TASK DETAILS: Below are entries. Pull out all lines containing "养成爱护环境的习惯".

[Collected data entries]

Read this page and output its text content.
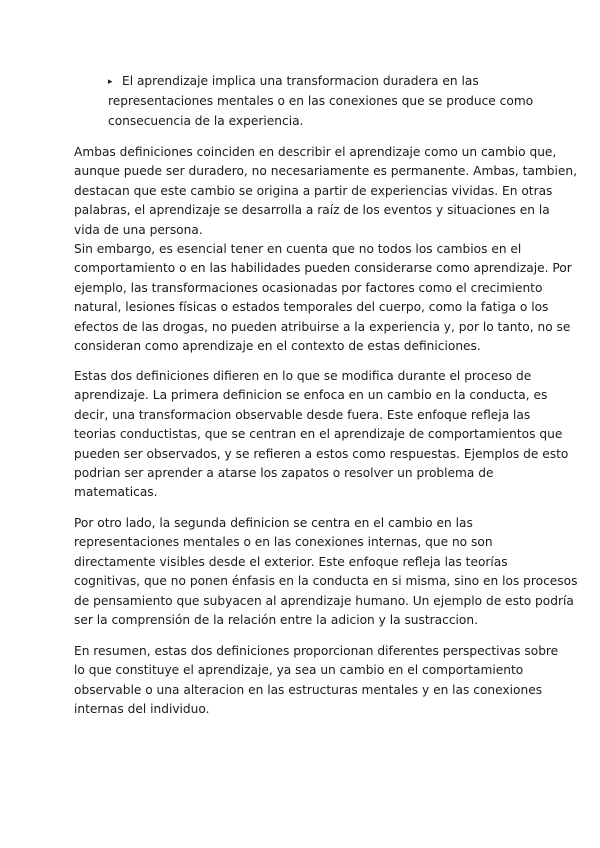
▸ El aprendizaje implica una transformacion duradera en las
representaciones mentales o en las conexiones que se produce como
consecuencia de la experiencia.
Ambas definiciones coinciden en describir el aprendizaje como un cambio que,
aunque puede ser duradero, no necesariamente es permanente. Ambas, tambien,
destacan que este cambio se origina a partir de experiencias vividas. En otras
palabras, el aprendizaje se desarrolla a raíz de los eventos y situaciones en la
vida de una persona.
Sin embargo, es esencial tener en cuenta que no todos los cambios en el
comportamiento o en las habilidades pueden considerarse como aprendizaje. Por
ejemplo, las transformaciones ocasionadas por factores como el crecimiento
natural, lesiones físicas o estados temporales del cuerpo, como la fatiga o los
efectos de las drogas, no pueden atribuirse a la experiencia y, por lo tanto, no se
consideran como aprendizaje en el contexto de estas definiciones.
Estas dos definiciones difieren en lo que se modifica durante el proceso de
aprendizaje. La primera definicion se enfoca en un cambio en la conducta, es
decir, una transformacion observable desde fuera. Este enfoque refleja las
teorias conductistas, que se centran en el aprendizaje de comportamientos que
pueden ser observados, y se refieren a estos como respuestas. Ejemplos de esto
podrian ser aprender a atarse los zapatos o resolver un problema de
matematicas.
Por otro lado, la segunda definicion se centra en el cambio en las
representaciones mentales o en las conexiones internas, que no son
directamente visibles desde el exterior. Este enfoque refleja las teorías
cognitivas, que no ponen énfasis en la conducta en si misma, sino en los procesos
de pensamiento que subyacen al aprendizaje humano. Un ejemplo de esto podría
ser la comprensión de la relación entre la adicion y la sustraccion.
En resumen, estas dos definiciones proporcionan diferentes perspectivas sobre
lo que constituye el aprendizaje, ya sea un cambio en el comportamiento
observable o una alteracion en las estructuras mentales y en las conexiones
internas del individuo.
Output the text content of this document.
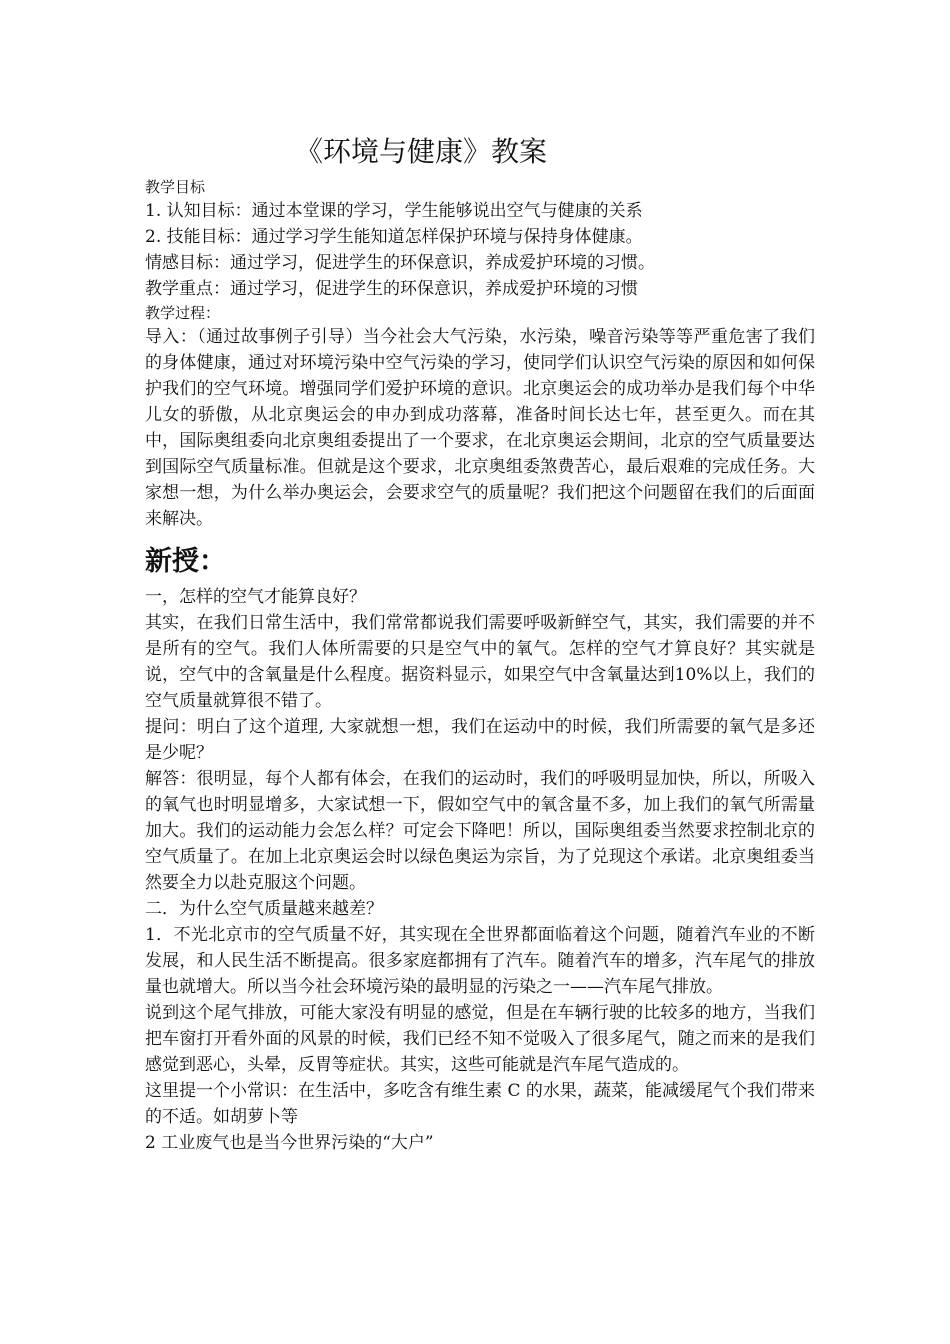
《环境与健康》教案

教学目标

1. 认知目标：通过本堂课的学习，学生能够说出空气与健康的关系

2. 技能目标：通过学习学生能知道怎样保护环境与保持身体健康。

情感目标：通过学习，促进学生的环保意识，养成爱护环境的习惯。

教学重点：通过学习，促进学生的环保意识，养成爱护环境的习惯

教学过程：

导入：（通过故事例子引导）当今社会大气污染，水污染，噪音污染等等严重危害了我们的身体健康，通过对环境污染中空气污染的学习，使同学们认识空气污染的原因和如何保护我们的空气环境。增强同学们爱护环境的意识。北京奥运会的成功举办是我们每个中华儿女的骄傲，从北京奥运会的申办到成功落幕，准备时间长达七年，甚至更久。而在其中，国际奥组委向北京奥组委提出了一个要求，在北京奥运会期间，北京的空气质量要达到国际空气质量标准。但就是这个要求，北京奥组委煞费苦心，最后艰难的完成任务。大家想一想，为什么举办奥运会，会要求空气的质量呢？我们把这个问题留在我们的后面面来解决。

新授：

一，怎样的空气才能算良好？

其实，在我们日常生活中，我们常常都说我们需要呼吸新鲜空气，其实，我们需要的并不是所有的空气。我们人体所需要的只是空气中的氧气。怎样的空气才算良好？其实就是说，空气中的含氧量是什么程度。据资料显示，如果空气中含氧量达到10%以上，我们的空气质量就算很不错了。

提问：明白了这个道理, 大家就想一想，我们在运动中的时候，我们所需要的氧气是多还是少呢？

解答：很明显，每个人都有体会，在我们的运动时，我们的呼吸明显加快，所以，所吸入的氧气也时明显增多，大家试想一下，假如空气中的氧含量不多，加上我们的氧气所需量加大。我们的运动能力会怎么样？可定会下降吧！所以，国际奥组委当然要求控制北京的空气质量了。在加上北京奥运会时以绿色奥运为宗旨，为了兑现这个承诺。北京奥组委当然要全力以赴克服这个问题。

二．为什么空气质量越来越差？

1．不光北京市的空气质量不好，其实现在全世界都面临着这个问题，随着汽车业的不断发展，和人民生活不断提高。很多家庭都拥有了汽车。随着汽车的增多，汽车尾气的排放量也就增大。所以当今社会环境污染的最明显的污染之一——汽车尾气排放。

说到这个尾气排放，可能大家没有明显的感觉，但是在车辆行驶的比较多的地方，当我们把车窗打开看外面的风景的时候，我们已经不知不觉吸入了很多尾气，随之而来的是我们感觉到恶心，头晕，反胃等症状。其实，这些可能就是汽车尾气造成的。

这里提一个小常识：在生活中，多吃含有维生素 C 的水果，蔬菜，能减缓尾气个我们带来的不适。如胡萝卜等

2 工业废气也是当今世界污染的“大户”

FINISHED ANSWER:
情感目标：通过学习，促进学生的环保意识，养成爱护环境的习惯。
教学重点：通过学习，促进学生的环保意识，养成爱护环境的习惯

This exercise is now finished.